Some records
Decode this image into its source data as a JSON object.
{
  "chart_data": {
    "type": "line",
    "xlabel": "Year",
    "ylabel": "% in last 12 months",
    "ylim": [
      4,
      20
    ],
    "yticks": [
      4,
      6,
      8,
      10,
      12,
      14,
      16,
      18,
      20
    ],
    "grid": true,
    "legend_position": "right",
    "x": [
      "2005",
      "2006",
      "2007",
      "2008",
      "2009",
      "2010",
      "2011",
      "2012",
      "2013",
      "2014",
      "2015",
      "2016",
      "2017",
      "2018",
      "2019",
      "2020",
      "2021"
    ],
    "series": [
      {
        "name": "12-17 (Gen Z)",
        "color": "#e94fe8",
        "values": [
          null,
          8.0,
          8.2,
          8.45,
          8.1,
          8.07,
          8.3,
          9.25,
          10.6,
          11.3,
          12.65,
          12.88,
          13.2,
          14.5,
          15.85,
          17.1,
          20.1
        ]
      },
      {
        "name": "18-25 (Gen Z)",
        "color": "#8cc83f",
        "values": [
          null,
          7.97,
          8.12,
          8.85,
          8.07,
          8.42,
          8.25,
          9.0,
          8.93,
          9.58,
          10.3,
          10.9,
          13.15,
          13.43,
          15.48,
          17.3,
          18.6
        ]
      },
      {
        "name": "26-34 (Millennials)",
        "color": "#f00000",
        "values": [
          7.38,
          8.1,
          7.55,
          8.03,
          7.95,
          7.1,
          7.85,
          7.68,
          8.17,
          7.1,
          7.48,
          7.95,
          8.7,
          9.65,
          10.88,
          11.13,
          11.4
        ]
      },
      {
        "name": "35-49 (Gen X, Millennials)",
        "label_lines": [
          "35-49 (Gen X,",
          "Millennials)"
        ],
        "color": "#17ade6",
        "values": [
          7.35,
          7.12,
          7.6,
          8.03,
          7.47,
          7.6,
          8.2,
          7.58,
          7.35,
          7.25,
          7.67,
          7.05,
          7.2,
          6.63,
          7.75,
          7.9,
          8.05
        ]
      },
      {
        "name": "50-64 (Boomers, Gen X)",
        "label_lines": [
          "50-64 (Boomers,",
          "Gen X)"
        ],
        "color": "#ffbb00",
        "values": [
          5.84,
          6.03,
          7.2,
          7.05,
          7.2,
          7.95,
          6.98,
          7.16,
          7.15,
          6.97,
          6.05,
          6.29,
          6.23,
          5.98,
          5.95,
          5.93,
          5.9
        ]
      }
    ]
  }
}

§ Task description: Repeat every entry exactly as written above.

§ Result of the exercise:
Decode this image into its source data as a JSON object.
{
  "chart_data": {
    "type": "line",
    "xlabel": "Year",
    "ylabel": "% in last 12 months",
    "ylim": [
      4,
      20
    ],
    "yticks": [
      4,
      6,
      8,
      10,
      12,
      14,
      16,
      18,
      20
    ],
    "grid": true,
    "legend_position": "right",
    "x": [
      "2005",
      "2006",
      "2007",
      "2008",
      "2009",
      "2010",
      "2011",
      "2012",
      "2013",
      "2014",
      "2015",
      "2016",
      "2017",
      "2018",
      "2019",
      "2020",
      "2021"
    ],
    "series": [
      {
        "name": "12-17 (Gen Z)",
        "color": "#e94fe8",
        "values": [
          null,
          8.0,
          8.2,
          8.45,
          8.1,
          8.07,
          8.3,
          9.25,
          10.6,
          11.3,
          12.65,
          12.88,
          13.2,
          14.5,
          15.85,
          17.1,
          20.1
        ]
      },
      {
        "name": "18-25 (Gen Z)",
        "color": "#8cc83f",
        "values": [
          null,
          7.97,
          8.12,
          8.85,
          8.07,
          8.42,
          8.25,
          9.0,
          8.93,
          9.58,
          10.3,
          10.9,
          13.15,
          13.43,
          15.48,
          17.3,
          18.6
        ]
      },
      {
        "name": "26-34 (Millennials)",
        "color": "#f00000",
        "values": [
          7.38,
          8.1,
          7.55,
          8.03,
          7.95,
          7.1,
          7.85,
          7.68,
          8.17,
          7.1,
          7.48,
          7.95,
          8.7,
          9.65,
          10.88,
          11.13,
          11.4
        ]
      },
      {
        "name": "35-49 (Gen X, Millennials)",
        "label_lines": [
          "35-49 (Gen X,",
          "Millennials)"
        ],
        "color": "#17ade6",
        "values": [
          7.35,
          7.12,
          7.6,
          8.03,
          7.47,
          7.6,
          8.2,
          7.58,
          7.35,
          7.25,
          7.67,
          7.05,
          7.2,
          6.63,
          7.75,
          7.9,
          8.05
        ]
      },
      {
        "name": "50-64 (Boomers, Gen X)",
        "label_lines": [
          "50-64 (Boomers,",
          "Gen X)"
        ],
        "color": "#ffbb00",
        "values": [
          5.84,
          6.03,
          7.2,
          7.05,
          7.2,
          7.95,
          6.98,
          7.16,
          7.15,
          6.97,
          6.05,
          6.29,
          6.23,
          5.98,
          5.95,
          5.93,
          5.9
        ]
      }
    ]
  }
}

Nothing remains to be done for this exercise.